■ Given request: From the listing below, select every line where the word "detached" appears.

A block of data
= = = = =

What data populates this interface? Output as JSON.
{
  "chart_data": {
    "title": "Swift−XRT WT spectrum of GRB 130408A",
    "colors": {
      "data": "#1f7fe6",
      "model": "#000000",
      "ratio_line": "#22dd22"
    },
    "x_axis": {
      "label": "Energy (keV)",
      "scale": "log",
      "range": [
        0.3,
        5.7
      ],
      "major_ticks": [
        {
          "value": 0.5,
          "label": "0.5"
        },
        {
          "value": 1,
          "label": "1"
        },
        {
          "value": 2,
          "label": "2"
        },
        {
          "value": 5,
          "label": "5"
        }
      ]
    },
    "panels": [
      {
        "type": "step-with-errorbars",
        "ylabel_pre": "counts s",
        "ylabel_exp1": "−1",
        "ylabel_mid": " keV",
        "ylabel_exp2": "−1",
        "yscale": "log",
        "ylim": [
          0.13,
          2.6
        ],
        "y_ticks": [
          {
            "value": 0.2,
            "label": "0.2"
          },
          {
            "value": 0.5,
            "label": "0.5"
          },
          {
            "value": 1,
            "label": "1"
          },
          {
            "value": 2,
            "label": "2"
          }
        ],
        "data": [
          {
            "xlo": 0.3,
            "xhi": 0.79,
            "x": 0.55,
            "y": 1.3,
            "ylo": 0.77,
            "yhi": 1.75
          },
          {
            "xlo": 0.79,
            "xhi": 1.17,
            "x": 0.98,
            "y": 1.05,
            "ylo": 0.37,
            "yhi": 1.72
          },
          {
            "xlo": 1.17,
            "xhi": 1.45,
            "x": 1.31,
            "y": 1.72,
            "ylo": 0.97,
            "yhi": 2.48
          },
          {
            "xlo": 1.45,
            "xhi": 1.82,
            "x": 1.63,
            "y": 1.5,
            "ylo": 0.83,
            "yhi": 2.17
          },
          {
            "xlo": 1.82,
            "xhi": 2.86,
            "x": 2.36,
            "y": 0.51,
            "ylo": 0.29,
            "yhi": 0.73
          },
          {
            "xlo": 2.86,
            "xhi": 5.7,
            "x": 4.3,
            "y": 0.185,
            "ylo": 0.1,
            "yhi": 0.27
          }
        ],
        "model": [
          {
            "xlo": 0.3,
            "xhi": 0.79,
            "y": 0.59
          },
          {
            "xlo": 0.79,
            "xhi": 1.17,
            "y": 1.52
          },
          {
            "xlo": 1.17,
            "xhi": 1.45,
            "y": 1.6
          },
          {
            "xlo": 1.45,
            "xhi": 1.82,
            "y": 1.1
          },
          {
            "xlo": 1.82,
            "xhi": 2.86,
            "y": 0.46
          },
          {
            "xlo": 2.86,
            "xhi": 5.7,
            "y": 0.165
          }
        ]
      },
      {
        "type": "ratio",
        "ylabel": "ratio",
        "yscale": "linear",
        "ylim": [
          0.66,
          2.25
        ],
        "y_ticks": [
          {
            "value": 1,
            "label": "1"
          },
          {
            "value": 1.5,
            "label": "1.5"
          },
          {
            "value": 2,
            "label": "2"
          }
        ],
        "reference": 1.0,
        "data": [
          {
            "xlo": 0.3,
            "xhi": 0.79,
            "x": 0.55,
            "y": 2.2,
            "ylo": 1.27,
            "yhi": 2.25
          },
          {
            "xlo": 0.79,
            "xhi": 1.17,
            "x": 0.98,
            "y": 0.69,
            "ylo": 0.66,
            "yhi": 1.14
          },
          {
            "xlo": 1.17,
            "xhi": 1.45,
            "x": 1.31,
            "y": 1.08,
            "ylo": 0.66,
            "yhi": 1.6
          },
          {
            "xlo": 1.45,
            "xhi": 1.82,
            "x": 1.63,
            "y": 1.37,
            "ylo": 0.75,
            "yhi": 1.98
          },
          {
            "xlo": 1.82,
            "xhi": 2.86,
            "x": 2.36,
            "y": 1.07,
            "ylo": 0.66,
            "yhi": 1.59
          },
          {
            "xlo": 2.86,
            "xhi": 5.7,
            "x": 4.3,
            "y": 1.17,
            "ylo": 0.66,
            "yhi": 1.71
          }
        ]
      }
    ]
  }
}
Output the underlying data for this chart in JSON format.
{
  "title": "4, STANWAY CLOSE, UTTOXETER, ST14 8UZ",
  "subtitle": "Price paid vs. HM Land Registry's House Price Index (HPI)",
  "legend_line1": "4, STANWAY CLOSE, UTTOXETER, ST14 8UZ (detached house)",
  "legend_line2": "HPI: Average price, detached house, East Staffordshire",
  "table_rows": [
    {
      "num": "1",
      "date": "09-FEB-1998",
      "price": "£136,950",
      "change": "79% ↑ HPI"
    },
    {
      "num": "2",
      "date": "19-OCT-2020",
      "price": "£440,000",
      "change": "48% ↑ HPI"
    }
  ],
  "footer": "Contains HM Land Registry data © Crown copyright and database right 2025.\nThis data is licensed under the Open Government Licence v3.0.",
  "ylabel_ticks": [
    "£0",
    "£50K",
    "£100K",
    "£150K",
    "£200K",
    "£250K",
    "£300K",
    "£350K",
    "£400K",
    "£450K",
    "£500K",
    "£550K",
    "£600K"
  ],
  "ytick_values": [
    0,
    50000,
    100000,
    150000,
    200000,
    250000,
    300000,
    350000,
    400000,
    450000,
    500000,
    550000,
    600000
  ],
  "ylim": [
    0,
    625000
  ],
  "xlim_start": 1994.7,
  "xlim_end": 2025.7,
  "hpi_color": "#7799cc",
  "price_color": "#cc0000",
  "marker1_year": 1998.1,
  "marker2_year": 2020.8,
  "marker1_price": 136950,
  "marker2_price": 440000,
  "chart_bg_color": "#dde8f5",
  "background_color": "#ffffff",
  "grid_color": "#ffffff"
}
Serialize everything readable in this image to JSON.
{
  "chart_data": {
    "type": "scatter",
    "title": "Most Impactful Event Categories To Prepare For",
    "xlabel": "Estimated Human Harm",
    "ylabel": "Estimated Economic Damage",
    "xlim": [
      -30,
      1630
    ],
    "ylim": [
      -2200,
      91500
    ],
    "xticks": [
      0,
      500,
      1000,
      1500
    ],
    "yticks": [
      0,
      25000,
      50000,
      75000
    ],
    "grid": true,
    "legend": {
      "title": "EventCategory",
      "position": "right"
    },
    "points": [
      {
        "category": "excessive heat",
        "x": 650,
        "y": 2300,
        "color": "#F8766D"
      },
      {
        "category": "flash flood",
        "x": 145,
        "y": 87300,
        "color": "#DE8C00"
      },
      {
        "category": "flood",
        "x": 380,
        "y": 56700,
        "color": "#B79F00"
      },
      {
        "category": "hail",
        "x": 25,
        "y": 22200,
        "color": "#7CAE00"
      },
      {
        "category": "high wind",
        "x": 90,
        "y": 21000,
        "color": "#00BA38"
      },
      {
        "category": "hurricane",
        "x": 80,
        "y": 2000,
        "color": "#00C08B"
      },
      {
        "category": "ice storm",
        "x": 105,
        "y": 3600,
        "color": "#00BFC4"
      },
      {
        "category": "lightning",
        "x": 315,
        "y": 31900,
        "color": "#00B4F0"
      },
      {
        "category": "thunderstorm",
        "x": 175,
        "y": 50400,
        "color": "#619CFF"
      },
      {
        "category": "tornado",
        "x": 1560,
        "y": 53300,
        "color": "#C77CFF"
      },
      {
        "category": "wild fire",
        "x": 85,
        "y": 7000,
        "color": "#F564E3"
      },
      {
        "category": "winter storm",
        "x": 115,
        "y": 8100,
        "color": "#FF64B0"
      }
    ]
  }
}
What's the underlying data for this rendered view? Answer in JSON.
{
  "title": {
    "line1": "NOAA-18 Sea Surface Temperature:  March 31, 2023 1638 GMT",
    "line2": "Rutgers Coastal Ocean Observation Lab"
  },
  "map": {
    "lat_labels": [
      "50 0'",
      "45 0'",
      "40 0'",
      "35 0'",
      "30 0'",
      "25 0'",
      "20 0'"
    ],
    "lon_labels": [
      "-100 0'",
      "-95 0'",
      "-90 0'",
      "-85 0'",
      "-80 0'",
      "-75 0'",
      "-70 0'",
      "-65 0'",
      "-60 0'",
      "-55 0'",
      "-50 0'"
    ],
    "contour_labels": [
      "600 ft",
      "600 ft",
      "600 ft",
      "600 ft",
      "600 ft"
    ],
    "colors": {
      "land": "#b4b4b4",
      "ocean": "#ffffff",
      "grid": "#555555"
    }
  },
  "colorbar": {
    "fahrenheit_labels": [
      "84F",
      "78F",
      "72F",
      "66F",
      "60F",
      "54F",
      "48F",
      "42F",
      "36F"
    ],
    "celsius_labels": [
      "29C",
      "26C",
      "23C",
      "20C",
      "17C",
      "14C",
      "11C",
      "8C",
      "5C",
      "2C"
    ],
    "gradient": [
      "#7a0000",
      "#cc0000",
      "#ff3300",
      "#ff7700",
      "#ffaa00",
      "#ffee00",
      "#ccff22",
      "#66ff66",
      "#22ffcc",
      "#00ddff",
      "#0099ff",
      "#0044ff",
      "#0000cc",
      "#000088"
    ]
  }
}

= = = = =

■ Result for this task:
  "legend_line1": "4, STANWAY CLOSE, UTTOXETER, ST14 8UZ (detached house)",
  "legend_line2": "HPI: Average price, detached house, East Staffordshire",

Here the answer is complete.